* [GIVEN REQUEST]:
What follows is a set of entries. Give them again exactly, without the pictures.

Extracted data entries
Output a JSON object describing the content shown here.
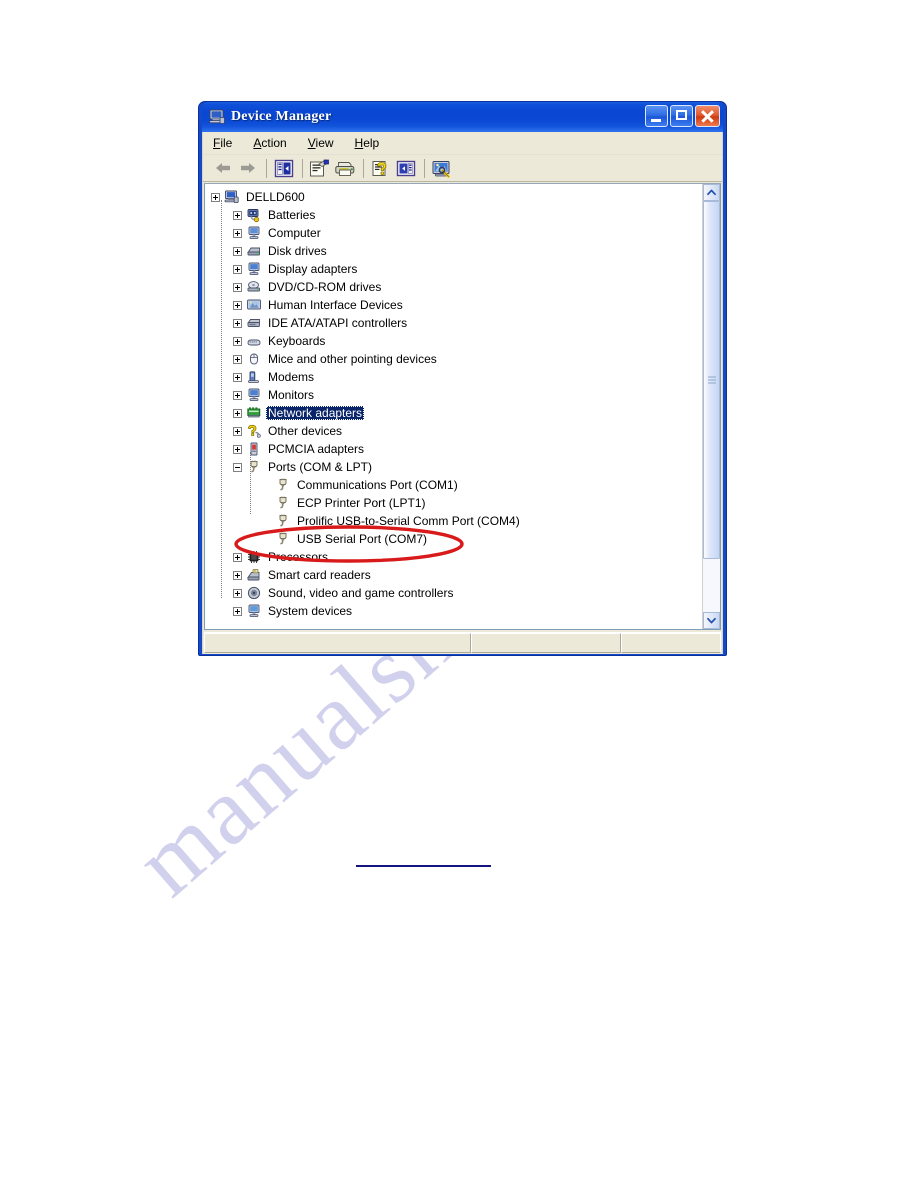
{
  "window": {
    "title": "Device Manager",
    "title_icon": "device-manager-icon",
    "buttons": {
      "minimize": "Minimize",
      "maximize": "Maximize",
      "close": "Close"
    }
  },
  "menubar": {
    "items": [
      {
        "label": "File",
        "accesskey": "F"
      },
      {
        "label": "Action",
        "accesskey": "A"
      },
      {
        "label": "View",
        "accesskey": "V"
      },
      {
        "label": "Help",
        "accesskey": "H"
      }
    ]
  },
  "toolbar": {
    "items": [
      {
        "name": "back-arrow-icon",
        "label": "Back",
        "enabled": false
      },
      {
        "name": "forward-arrow-icon",
        "label": "Forward",
        "enabled": false
      },
      {
        "name": "show-hide-console-tree-icon",
        "label": "Show/Hide Console Tree",
        "enabled": true
      },
      {
        "name": "properties-icon",
        "label": "Properties",
        "enabled": true
      },
      {
        "name": "print-icon",
        "label": "Print",
        "enabled": true
      },
      {
        "name": "help-icon",
        "label": "Help",
        "enabled": true
      },
      {
        "name": "update-driver-icon",
        "label": "Update Driver",
        "enabled": true
      },
      {
        "name": "scan-for-hardware-changes-icon",
        "label": "Scan for hardware changes",
        "enabled": true
      }
    ]
  },
  "tree": {
    "nodes": [
      {
        "label": "DELLD600",
        "level": 0,
        "state": "expanded",
        "icon": "computer-icon",
        "selected": false
      },
      {
        "label": "Batteries",
        "level": 1,
        "state": "collapsed",
        "icon": "battery-icon",
        "selected": false
      },
      {
        "label": "Computer",
        "level": 1,
        "state": "collapsed",
        "icon": "computer-node-icon",
        "selected": false
      },
      {
        "label": "Disk drives",
        "level": 1,
        "state": "collapsed",
        "icon": "disk-drive-icon",
        "selected": false
      },
      {
        "label": "Display adapters",
        "level": 1,
        "state": "collapsed",
        "icon": "display-adapter-icon",
        "selected": false
      },
      {
        "label": "DVD/CD-ROM drives",
        "level": 1,
        "state": "collapsed",
        "icon": "dvd-drive-icon",
        "selected": false
      },
      {
        "label": "Human Interface Devices",
        "level": 1,
        "state": "collapsed",
        "icon": "hid-icon",
        "selected": false
      },
      {
        "label": "IDE ATA/ATAPI controllers",
        "level": 1,
        "state": "collapsed",
        "icon": "ide-controller-icon",
        "selected": false
      },
      {
        "label": "Keyboards",
        "level": 1,
        "state": "collapsed",
        "icon": "keyboard-icon",
        "selected": false
      },
      {
        "label": "Mice and other pointing devices",
        "level": 1,
        "state": "collapsed",
        "icon": "mouse-icon",
        "selected": false
      },
      {
        "label": "Modems",
        "level": 1,
        "state": "collapsed",
        "icon": "modem-icon",
        "selected": false
      },
      {
        "label": "Monitors",
        "level": 1,
        "state": "collapsed",
        "icon": "monitor-icon",
        "selected": false
      },
      {
        "label": "Network adapters",
        "level": 1,
        "state": "collapsed",
        "icon": "network-adapter-icon",
        "selected": true
      },
      {
        "label": "Other devices",
        "level": 1,
        "state": "collapsed",
        "icon": "other-device-icon",
        "selected": false
      },
      {
        "label": "PCMCIA adapters",
        "level": 1,
        "state": "collapsed",
        "icon": "pcmcia-icon",
        "selected": false
      },
      {
        "label": "Ports (COM & LPT)",
        "level": 1,
        "state": "expanded",
        "icon": "port-icon",
        "selected": false
      },
      {
        "label": "Communications Port (COM1)",
        "level": 2,
        "state": "leaf",
        "icon": "port-icon",
        "selected": false
      },
      {
        "label": "ECP Printer Port (LPT1)",
        "level": 2,
        "state": "leaf",
        "icon": "port-icon",
        "selected": false
      },
      {
        "label": "Prolific USB-to-Serial Comm Port (COM4)",
        "level": 2,
        "state": "leaf",
        "icon": "port-icon",
        "selected": false
      },
      {
        "label": "USB Serial Port (COM7)",
        "level": 2,
        "state": "leaf",
        "icon": "port-icon",
        "selected": false,
        "highlighted": true
      },
      {
        "label": "Processors",
        "level": 1,
        "state": "collapsed",
        "icon": "processor-icon",
        "selected": false
      },
      {
        "label": "Smart card readers",
        "level": 1,
        "state": "collapsed",
        "icon": "smartcard-reader-icon",
        "selected": false
      },
      {
        "label": "Sound, video and game controllers",
        "level": 1,
        "state": "collapsed",
        "icon": "sound-controller-icon",
        "selected": false
      },
      {
        "label": "System devices",
        "level": 1,
        "state": "collapsed",
        "icon": "system-device-icon",
        "selected": false
      }
    ]
  },
  "scrollbar": {
    "up_arrow": "scroll-up-arrow-icon",
    "down_arrow": "scroll-down-arrow-icon",
    "thumb_position_percent": 0,
    "thumb_size_percent": 87
  },
  "statusbar": {
    "pane1": "",
    "pane2": "",
    "pane3": ""
  },
  "annotation": {
    "shape": "ellipse",
    "color": "#d91a1a",
    "targets": "USB Serial Port (COM7)"
  },
  "watermark": {
    "text": "manualshive.com",
    "color": "#c9c9ea"
  },
  "colors": {
    "title_bar_blue": "#0a47d2",
    "window_frame_blue": "#1449c8",
    "selection_blue": "#0a246a",
    "client_beige": "#ece9d8",
    "annotation_red": "#d91a1a",
    "rule_navy": "#141480"
  }
}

* [WORKED SOLUTION]:
Output a JSON object describing the content shown here.
{
  "window": {
    "title": "Device Manager",
    "title_icon": "device-manager-icon",
    "buttons": {
      "minimize": "Minimize",
      "maximize": "Maximize",
      "close": "Close"
    }
  },
  "menubar": {
    "items": [
      {
        "label": "File",
        "accesskey": "F"
      },
      {
        "label": "Action",
        "accesskey": "A"
      },
      {
        "label": "View",
        "accesskey": "V"
      },
      {
        "label": "Help",
        "accesskey": "H"
      }
    ]
  },
  "toolbar": {
    "items": [
      {
        "name": "back-arrow-icon",
        "label": "Back",
        "enabled": false
      },
      {
        "name": "forward-arrow-icon",
        "label": "Forward",
        "enabled": false
      },
      {
        "name": "show-hide-console-tree-icon",
        "label": "Show/Hide Console Tree",
        "enabled": true
      },
      {
        "name": "properties-icon",
        "label": "Properties",
        "enabled": true
      },
      {
        "name": "print-icon",
        "label": "Print",
        "enabled": true
      },
      {
        "name": "help-icon",
        "label": "Help",
        "enabled": true
      },
      {
        "name": "update-driver-icon",
        "label": "Update Driver",
        "enabled": true
      },
      {
        "name": "scan-for-hardware-changes-icon",
        "label": "Scan for hardware changes",
        "enabled": true
      }
    ]
  },
  "tree": {
    "nodes": [
      {
        "label": "DELLD600",
        "level": 0,
        "state": "expanded",
        "icon": "computer-icon",
        "selected": false
      },
      {
        "label": "Batteries",
        "level": 1,
        "state": "collapsed",
        "icon": "battery-icon",
        "selected": false
      },
      {
        "label": "Computer",
        "level": 1,
        "state": "collapsed",
        "icon": "computer-node-icon",
        "selected": false
      },
      {
        "label": "Disk drives",
        "level": 1,
        "state": "collapsed",
        "icon": "disk-drive-icon",
        "selected": false
      },
      {
        "label": "Display adapters",
        "level": 1,
        "state": "collapsed",
        "icon": "display-adapter-icon",
        "selected": false
      },
      {
        "label": "DVD/CD-ROM drives",
        "level": 1,
        "state": "collapsed",
        "icon": "dvd-drive-icon",
        "selected": false
      },
      {
        "label": "Human Interface Devices",
        "level": 1,
        "state": "collapsed",
        "icon": "hid-icon",
        "selected": false
      },
      {
        "label": "IDE ATA/ATAPI controllers",
        "level": 1,
        "state": "collapsed",
        "icon": "ide-controller-icon",
        "selected": false
      },
      {
        "label": "Keyboards",
        "level": 1,
        "state": "collapsed",
        "icon": "keyboard-icon",
        "selected": false
      },
      {
        "label": "Mice and other pointing devices",
        "level": 1,
        "state": "collapsed",
        "icon": "mouse-icon",
        "selected": false
      },
      {
        "label": "Modems",
        "level": 1,
        "state": "collapsed",
        "icon": "modem-icon",
        "selected": false
      },
      {
        "label": "Monitors",
        "level": 1,
        "state": "collapsed",
        "icon": "monitor-icon",
        "selected": false
      },
      {
        "label": "Network adapters",
        "level": 1,
        "state": "collapsed",
        "icon": "network-adapter-icon",
        "selected": true
      },
      {
        "label": "Other devices",
        "level": 1,
        "state": "collapsed",
        "icon": "other-device-icon",
        "selected": false
      },
      {
        "label": "PCMCIA adapters",
        "level": 1,
        "state": "collapsed",
        "icon": "pcmcia-icon",
        "selected": false
      },
      {
        "label": "Ports (COM & LPT)",
        "level": 1,
        "state": "expanded",
        "icon": "port-icon",
        "selected": false
      },
      {
        "label": "Communications Port (COM1)",
        "level": 2,
        "state": "leaf",
        "icon": "port-icon",
        "selected": false
      },
      {
        "label": "ECP Printer Port (LPT1)",
        "level": 2,
        "state": "leaf",
        "icon": "port-icon",
        "selected": false
      },
      {
        "label": "Prolific USB-to-Serial Comm Port (COM4)",
        "level": 2,
        "state": "leaf",
        "icon": "port-icon",
        "selected": false
      },
      {
        "label": "USB Serial Port (COM7)",
        "level": 2,
        "state": "leaf",
        "icon": "port-icon",
        "selected": false,
        "highlighted": true
      },
      {
        "label": "Processors",
        "level": 1,
        "state": "collapsed",
        "icon": "processor-icon",
        "selected": false
      },
      {
        "label": "Smart card readers",
        "level": 1,
        "state": "collapsed",
        "icon": "smartcard-reader-icon",
        "selected": false
      },
      {
        "label": "Sound, video and game controllers",
        "level": 1,
        "state": "collapsed",
        "icon": "sound-controller-icon",
        "selected": false
      },
      {
        "label": "System devices",
        "level": 1,
        "state": "collapsed",
        "icon": "system-device-icon",
        "selected": false
      }
    ]
  },
  "scrollbar": {
    "up_arrow": "scroll-up-arrow-icon",
    "down_arrow": "scroll-down-arrow-icon",
    "thumb_position_percent": 0,
    "thumb_size_percent": 87
  },
  "statusbar": {
    "pane1": "",
    "pane2": "",
    "pane3": ""
  },
  "annotation": {
    "shape": "ellipse",
    "color": "#d91a1a",
    "targets": "USB Serial Port (COM7)"
  },
  "watermark": {
    "text": "manualshive.com",
    "color": "#c9c9ea"
  },
  "colors": {
    "title_bar_blue": "#0a47d2",
    "window_frame_blue": "#1449c8",
    "selection_blue": "#0a246a",
    "client_beige": "#ece9d8",
    "annotation_red": "#d91a1a",
    "rule_navy": "#141480"
  }
}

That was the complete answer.